◆ Supplied information ◆
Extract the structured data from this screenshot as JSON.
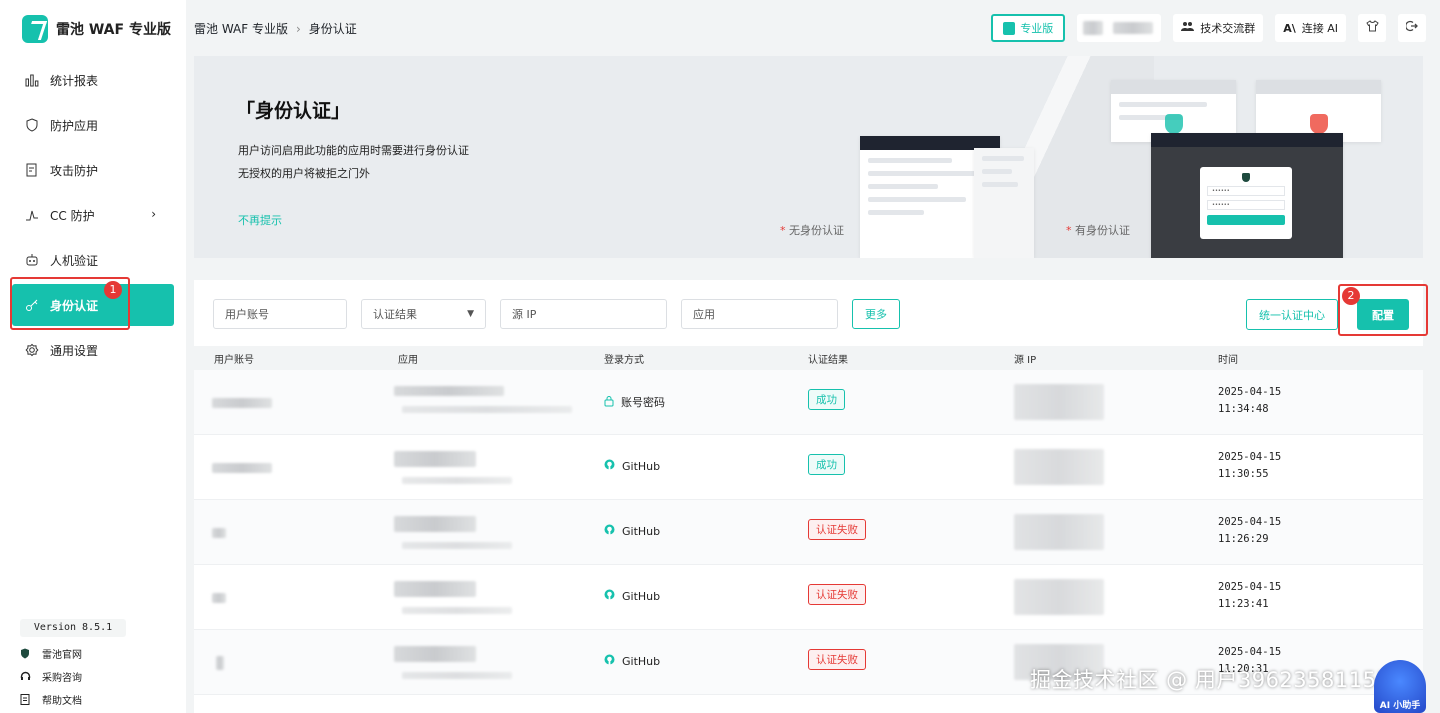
{
  "app": {
    "name": "雷池 WAF 专业版"
  },
  "breadcrumb": [
    "雷池 WAF 专业版",
    "身份认证"
  ],
  "topbar": {
    "pro_label": "专业版",
    "group_label": "技术交流群",
    "ai_label": "连接 AI"
  },
  "sidebar": {
    "items": [
      {
        "label": "统计报表",
        "icon": "bar-chart-icon"
      },
      {
        "label": "防护应用",
        "icon": "shield-icon"
      },
      {
        "label": "攻击防护",
        "icon": "document-check-icon"
      },
      {
        "label": "CC 防护",
        "icon": "pulse-icon"
      },
      {
        "label": "人机验证",
        "icon": "robot-icon"
      },
      {
        "label": "身份认证",
        "icon": "key-icon",
        "active": true
      },
      {
        "label": "通用设置",
        "icon": "gear-icon"
      }
    ],
    "version": "Version 8.5.1",
    "footer_links": [
      "雷池官网",
      "采购咨询",
      "帮助文档"
    ]
  },
  "annotations": {
    "marker1": "1",
    "marker2": "2"
  },
  "banner": {
    "title": "「身份认证」",
    "line1": "用户访问启用此功能的应用时需要进行身份认证",
    "line2": "无授权的用户将被拒之门外",
    "dismiss": "不再提示",
    "caption_without": "无身份认证",
    "caption_with": "有身份认证",
    "caption_star": "*",
    "pw_mask": "••••••"
  },
  "filters": {
    "user_placeholder": "用户账号",
    "result_select": "认证结果",
    "ip_placeholder": "源 IP",
    "app_placeholder": "应用",
    "more": "更多",
    "sso_center": "统一认证中心",
    "config": "配置"
  },
  "table": {
    "headers": [
      "用户账号",
      "应用",
      "登录方式",
      "认证结果",
      "源 IP",
      "时间"
    ],
    "rows": [
      {
        "method": "账号密码",
        "method_icon": "lock-icon",
        "result": "成功",
        "status": "ok",
        "date": "2025-04-15",
        "time": "11:34:48"
      },
      {
        "method": "GitHub",
        "method_icon": "github-icon",
        "result": "成功",
        "status": "ok",
        "date": "2025-04-15",
        "time": "11:30:55"
      },
      {
        "method": "GitHub",
        "method_icon": "github-icon",
        "result": "认证失败",
        "status": "fail",
        "date": "2025-04-15",
        "time": "11:26:29"
      },
      {
        "method": "GitHub",
        "method_icon": "github-icon",
        "result": "认证失败",
        "status": "fail",
        "date": "2025-04-15",
        "time": "11:23:41"
      },
      {
        "method": "GitHub",
        "method_icon": "github-icon",
        "result": "认证失败",
        "status": "fail",
        "date": "2025-04-15",
        "time": "11:20:31"
      }
    ]
  },
  "watermark": "掘金技术社区 @ 用户3962358115​3",
  "ai_assistant": "AI 小助手",
  "colors": {
    "accent": "#16c1ad",
    "danger": "#e53935"
  }
}
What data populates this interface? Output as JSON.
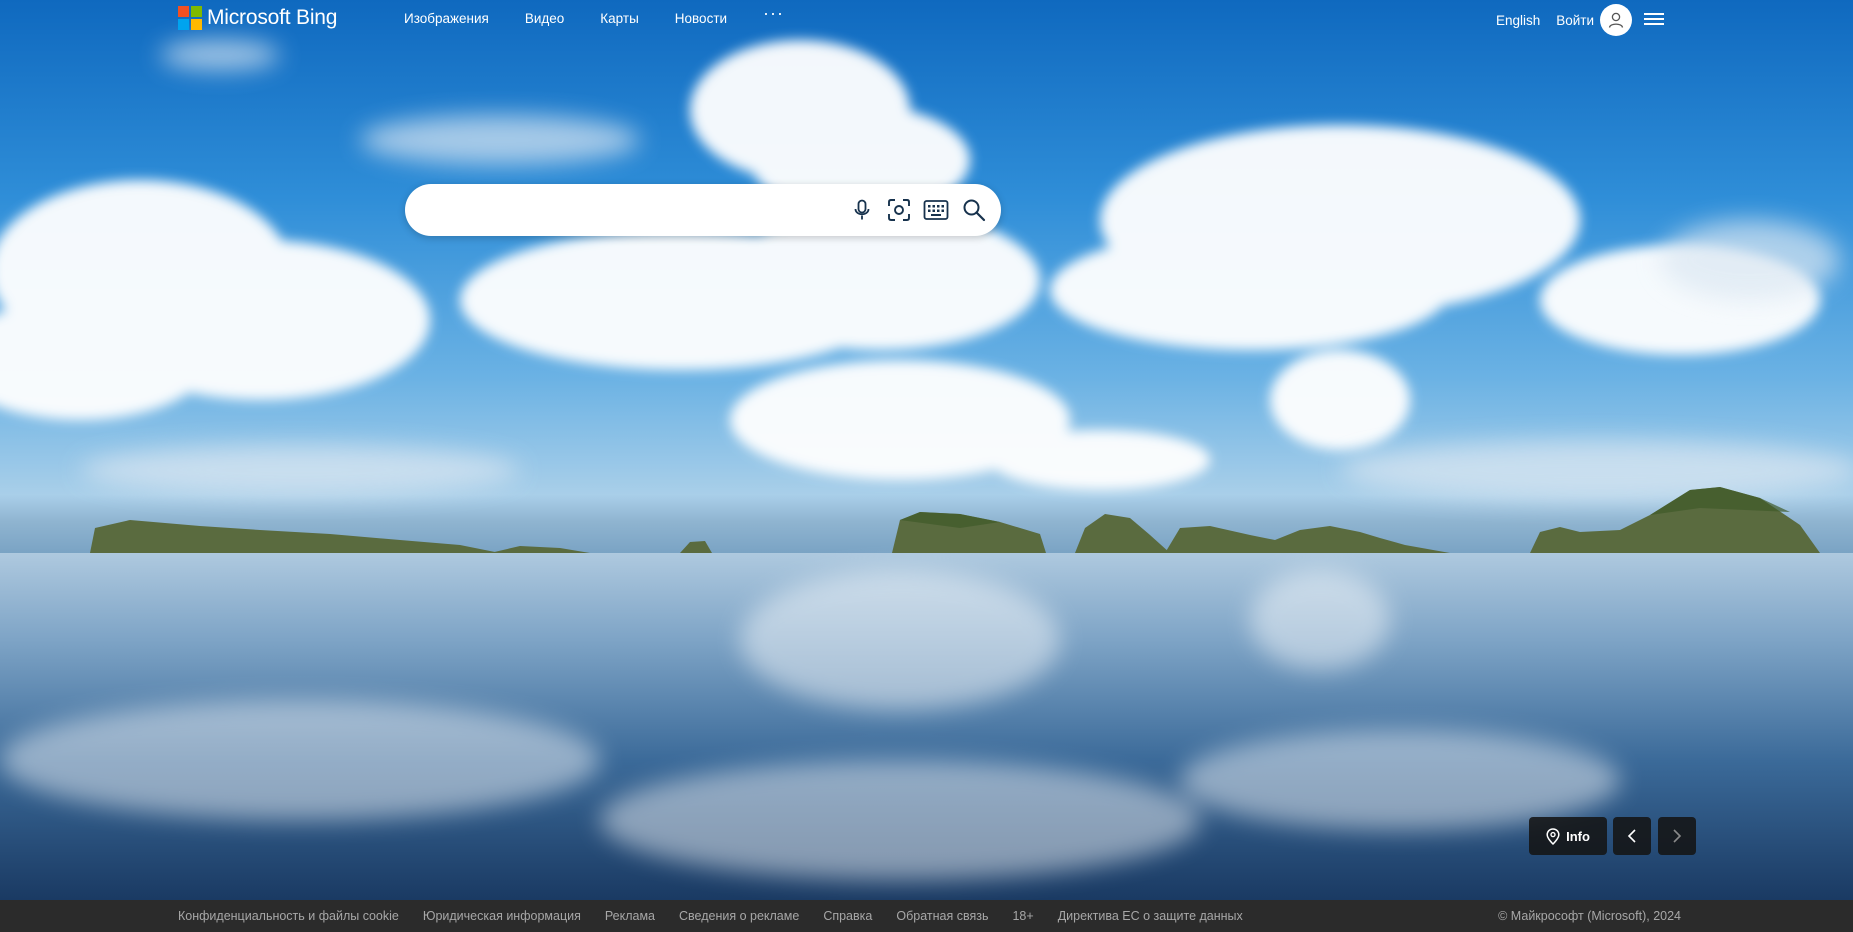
{
  "logo": {
    "text": "Microsoft Bing"
  },
  "colors": {
    "ms_red": "#f25022",
    "ms_green": "#7fba00",
    "ms_blue": "#00a4ef",
    "ms_yellow": "#ffb900",
    "accent": "#174ae4"
  },
  "nav": {
    "images": "Изображения",
    "video": "Видео",
    "maps": "Карты",
    "news": "Новости",
    "more": "···"
  },
  "header": {
    "language": "English",
    "sign_in": "Войти"
  },
  "search": {
    "value": "",
    "icons": [
      "microphone-icon",
      "visual-search-icon",
      "keyboard-icon",
      "search-icon"
    ]
  },
  "info_button": {
    "label": "Info"
  },
  "footer": {
    "links": [
      "Конфиденциальность и файлы cookie",
      "Юридическая информация",
      "Реклама",
      "Сведения о рекламе",
      "Справка",
      "Обратная связь",
      "18+",
      "Директива ЕС о защите данных"
    ],
    "copyright": "© Майкрософт (Microsoft), 2024"
  }
}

◆ Problem ◆
Reproduce each line exactly, please, except for any pictures.

◆ Task response ◆
Extract the structured data from this screenshot as JSON.
{
  "app": {
    "name": "雷池 WAF 专业版"
  },
  "breadcrumb": [
    "雷池 WAF 专业版",
    "身份认证"
  ],
  "topbar": {
    "pro_label": "专业版",
    "group_label": "技术交流群",
    "ai_label": "连接 AI"
  },
  "sidebar": {
    "items": [
      {
        "label": "统计报表",
        "icon": "bar-chart-icon"
      },
      {
        "label": "防护应用",
        "icon": "shield-icon"
      },
      {
        "label": "攻击防护",
        "icon": "document-check-icon"
      },
      {
        "label": "CC 防护",
        "icon": "pulse-icon"
      },
      {
        "label": "人机验证",
        "icon": "robot-icon"
      },
      {
        "label": "身份认证",
        "icon": "key-icon",
        "active": true
      },
      {
        "label": "通用设置",
        "icon": "gear-icon"
      }
    ],
    "version": "Version 8.5.1",
    "footer_links": [
      "雷池官网",
      "采购咨询",
      "帮助文档"
    ]
  },
  "annotations": {
    "marker1": "1",
    "marker2": "2"
  },
  "banner": {
    "title": "「身份认证」",
    "line1": "用户访问启用此功能的应用时需要进行身份认证",
    "line2": "无授权的用户将被拒之门外",
    "dismiss": "不再提示",
    "caption_without": "无身份认证",
    "caption_with": "有身份认证",
    "caption_star": "*",
    "pw_mask": "••••••"
  },
  "filters": {
    "user_placeholder": "用户账号",
    "result_select": "认证结果",
    "ip_placeholder": "源 IP",
    "app_placeholder": "应用",
    "more": "更多",
    "sso_center": "统一认证中心",
    "config": "配置"
  },
  "table": {
    "headers": [
      "用户账号",
      "应用",
      "登录方式",
      "认证结果",
      "源 IP",
      "时间"
    ],
    "rows": [
      {
        "method": "账号密码",
        "method_icon": "lock-icon",
        "result": "成功",
        "status": "ok",
        "date": "2025-04-15",
        "time": "11:34:48"
      },
      {
        "method": "GitHub",
        "method_icon": "github-icon",
        "result": "成功",
        "status": "ok",
        "date": "2025-04-15",
        "time": "11:30:55"
      },
      {
        "method": "GitHub",
        "method_icon": "github-icon",
        "result": "认证失败",
        "status": "fail",
        "date": "2025-04-15",
        "time": "11:26:29"
      },
      {
        "method": "GitHub",
        "method_icon": "github-icon",
        "result": "认证失败",
        "status": "fail",
        "date": "2025-04-15",
        "time": "11:23:41"
      },
      {
        "method": "GitHub",
        "method_icon": "github-icon",
        "result": "认证失败",
        "status": "fail",
        "date": "2025-04-15",
        "time": "11:20:31"
      }
    ]
  },
  "watermark": "掘金技术社区 @ 用户3962358115​3",
  "ai_assistant": "AI 小助手",
  "colors": {
    "accent": "#16c1ad",
    "danger": "#e53935"
  }
}
What data populates this interface? Output as JSON.
{
  "logo": {
    "text": "Microsoft Bing"
  },
  "colors": {
    "ms_red": "#f25022",
    "ms_green": "#7fba00",
    "ms_blue": "#00a4ef",
    "ms_yellow": "#ffb900",
    "accent": "#174ae4"
  },
  "nav": {
    "images": "Изображения",
    "video": "Видео",
    "maps": "Карты",
    "news": "Новости",
    "more": "···"
  },
  "header": {
    "language": "English",
    "sign_in": "Войти"
  },
  "search": {
    "value": "",
    "icons": [
      "microphone-icon",
      "visual-search-icon",
      "keyboard-icon",
      "search-icon"
    ]
  },
  "info_button": {
    "label": "Info"
  },
  "footer": {
    "links": [
      "Конфиденциальность и файлы cookie",
      "Юридическая информация",
      "Реклама",
      "Сведения о рекламе",
      "Справка",
      "Обратная связь",
      "18+",
      "Директива ЕС о защите данных"
    ],
    "copyright": "© Майкрософт (Microsoft), 2024"
  }
}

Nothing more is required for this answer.